Records drawn from a dataset
----

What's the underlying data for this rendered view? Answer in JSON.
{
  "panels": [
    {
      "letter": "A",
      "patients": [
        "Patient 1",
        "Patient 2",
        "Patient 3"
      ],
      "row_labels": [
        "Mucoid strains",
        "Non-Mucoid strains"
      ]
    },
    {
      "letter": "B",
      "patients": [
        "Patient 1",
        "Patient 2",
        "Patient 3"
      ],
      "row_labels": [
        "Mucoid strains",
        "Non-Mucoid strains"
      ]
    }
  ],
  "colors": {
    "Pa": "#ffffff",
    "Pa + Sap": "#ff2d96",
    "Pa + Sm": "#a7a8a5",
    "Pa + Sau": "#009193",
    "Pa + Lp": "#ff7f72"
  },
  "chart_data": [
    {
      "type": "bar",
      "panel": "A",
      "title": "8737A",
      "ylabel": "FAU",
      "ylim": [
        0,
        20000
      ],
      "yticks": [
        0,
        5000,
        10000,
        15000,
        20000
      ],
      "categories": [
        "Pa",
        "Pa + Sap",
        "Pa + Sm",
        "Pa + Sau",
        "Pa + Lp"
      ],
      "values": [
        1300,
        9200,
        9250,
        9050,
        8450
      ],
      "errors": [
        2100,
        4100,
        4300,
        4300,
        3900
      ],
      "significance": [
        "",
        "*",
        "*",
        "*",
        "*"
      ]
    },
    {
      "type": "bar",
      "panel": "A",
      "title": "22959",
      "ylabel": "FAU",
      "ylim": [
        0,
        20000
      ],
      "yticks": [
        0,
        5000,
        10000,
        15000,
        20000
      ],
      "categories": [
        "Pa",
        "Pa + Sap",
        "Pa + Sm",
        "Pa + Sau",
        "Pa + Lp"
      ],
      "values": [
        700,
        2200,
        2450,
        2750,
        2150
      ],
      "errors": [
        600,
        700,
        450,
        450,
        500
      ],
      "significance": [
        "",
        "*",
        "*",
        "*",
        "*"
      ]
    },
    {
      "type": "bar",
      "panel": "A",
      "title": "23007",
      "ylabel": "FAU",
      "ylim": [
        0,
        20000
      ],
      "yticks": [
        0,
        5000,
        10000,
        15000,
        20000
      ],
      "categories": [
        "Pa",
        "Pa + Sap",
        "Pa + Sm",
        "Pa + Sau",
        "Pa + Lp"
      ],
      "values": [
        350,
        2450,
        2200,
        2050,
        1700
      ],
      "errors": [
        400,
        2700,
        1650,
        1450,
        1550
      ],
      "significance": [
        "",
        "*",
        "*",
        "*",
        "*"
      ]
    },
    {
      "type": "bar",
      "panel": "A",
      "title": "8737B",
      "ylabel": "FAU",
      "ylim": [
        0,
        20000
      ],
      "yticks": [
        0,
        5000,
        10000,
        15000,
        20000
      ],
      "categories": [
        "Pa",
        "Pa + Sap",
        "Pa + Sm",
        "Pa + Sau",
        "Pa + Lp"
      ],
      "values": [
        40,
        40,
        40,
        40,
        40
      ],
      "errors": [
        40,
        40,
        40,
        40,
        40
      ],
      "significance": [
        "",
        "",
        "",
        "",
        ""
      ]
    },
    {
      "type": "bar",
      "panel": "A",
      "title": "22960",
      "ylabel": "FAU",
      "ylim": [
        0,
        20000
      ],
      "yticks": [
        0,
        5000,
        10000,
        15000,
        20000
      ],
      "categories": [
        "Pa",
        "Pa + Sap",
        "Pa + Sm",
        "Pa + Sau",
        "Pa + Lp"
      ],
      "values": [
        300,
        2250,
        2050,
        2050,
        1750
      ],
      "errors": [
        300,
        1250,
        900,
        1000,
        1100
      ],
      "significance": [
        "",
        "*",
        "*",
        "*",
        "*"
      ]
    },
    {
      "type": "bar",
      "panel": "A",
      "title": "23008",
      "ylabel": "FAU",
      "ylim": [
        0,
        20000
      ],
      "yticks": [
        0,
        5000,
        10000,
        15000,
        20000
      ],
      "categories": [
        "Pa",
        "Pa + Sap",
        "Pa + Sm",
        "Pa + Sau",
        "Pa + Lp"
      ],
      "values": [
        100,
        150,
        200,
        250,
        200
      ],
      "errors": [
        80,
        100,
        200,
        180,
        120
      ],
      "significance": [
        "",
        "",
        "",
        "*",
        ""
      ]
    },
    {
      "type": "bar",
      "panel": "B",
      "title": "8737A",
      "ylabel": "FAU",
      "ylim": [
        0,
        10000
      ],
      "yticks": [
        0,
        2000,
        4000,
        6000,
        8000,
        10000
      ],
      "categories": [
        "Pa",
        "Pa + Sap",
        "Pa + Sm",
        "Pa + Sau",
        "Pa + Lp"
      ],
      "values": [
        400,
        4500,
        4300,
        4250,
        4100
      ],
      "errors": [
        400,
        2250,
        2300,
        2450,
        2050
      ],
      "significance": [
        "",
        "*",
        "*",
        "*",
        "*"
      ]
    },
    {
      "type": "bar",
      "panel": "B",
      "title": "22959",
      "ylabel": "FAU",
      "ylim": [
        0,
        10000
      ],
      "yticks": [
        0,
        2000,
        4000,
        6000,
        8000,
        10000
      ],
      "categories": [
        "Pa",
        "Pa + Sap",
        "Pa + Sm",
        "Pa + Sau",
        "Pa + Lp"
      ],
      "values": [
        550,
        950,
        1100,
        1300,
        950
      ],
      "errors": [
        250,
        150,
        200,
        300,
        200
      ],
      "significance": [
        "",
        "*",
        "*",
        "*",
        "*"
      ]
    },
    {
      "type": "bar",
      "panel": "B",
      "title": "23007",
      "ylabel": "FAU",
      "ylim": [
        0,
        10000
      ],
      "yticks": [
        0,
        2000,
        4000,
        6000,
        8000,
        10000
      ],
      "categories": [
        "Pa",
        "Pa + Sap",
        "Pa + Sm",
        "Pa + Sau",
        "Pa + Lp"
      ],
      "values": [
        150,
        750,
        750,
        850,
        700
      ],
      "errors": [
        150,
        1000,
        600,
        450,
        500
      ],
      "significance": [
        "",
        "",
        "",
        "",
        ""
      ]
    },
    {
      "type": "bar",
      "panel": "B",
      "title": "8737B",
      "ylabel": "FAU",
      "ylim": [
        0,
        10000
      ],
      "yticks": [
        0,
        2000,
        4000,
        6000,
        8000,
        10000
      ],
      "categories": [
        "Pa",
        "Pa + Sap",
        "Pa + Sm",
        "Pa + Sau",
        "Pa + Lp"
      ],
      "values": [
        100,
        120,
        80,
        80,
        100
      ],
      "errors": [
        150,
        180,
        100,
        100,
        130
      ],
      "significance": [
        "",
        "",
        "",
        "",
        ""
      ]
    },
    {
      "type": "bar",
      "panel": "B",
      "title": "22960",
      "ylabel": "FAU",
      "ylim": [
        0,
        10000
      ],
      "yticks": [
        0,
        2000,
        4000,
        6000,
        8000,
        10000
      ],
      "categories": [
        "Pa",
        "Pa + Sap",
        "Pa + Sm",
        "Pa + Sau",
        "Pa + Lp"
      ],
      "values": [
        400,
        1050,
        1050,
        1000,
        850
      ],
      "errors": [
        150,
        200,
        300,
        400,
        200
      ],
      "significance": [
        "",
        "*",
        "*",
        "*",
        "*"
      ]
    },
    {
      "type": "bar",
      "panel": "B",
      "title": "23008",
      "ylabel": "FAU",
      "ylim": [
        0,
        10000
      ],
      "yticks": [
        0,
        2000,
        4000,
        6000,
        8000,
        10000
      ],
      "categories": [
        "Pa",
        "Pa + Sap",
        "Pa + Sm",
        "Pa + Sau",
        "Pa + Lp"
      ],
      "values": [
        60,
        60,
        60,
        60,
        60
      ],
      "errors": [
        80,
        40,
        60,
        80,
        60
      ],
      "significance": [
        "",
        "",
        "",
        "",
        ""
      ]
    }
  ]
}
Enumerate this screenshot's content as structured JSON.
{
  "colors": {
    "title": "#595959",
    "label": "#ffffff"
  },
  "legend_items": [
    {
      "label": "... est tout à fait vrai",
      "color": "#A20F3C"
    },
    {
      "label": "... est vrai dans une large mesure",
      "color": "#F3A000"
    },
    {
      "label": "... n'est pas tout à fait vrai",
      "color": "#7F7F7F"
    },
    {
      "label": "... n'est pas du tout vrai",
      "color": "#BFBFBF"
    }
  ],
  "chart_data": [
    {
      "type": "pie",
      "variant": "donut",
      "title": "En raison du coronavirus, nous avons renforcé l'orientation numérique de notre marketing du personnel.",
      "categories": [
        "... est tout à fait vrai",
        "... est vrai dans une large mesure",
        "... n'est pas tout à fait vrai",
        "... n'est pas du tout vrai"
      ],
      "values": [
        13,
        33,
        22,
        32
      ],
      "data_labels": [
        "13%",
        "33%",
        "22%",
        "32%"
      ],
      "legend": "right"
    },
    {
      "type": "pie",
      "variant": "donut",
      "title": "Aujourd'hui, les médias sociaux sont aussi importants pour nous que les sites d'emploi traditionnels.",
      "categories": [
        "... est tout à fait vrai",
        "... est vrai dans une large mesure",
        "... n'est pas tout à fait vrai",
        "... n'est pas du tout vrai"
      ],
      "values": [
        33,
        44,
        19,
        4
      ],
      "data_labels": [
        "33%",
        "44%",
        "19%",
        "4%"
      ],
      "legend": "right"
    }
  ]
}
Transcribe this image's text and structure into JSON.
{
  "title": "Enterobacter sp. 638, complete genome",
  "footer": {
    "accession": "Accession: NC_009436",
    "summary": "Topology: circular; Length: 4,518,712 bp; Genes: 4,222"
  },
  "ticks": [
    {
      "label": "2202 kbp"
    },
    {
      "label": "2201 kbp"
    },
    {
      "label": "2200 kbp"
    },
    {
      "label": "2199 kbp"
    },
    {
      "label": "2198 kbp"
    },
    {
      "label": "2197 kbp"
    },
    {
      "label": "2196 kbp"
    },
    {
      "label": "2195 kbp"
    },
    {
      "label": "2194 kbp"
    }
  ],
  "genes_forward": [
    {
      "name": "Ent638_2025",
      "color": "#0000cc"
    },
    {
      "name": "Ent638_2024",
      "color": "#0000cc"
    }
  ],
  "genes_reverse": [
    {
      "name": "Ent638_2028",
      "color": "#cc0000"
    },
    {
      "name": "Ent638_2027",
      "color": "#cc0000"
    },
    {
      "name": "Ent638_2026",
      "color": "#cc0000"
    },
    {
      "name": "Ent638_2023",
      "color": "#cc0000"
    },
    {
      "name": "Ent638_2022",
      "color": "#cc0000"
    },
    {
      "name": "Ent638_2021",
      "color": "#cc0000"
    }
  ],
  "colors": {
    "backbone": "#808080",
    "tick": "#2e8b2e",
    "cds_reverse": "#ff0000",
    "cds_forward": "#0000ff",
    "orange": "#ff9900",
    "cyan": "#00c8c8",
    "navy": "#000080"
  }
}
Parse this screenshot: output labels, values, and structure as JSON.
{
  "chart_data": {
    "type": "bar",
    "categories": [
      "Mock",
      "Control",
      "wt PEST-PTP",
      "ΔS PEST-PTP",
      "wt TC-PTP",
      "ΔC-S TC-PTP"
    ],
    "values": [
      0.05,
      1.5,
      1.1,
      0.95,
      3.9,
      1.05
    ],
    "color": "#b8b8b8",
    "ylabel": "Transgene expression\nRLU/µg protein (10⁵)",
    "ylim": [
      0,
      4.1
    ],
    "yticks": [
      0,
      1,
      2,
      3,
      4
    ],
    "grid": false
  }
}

----

■ **WORK INSTRUCTION**
Select and copy every line from the records that includes the word "this".

■ **SOLUTION**
What's the underlying data for this rendered view? Answer in JSON.
Enumerate this screenshot's content as structured JSON.
Transcribe this image's text and structure into JSON.
Parse this screenshot: output labels, values, and structure as JSON.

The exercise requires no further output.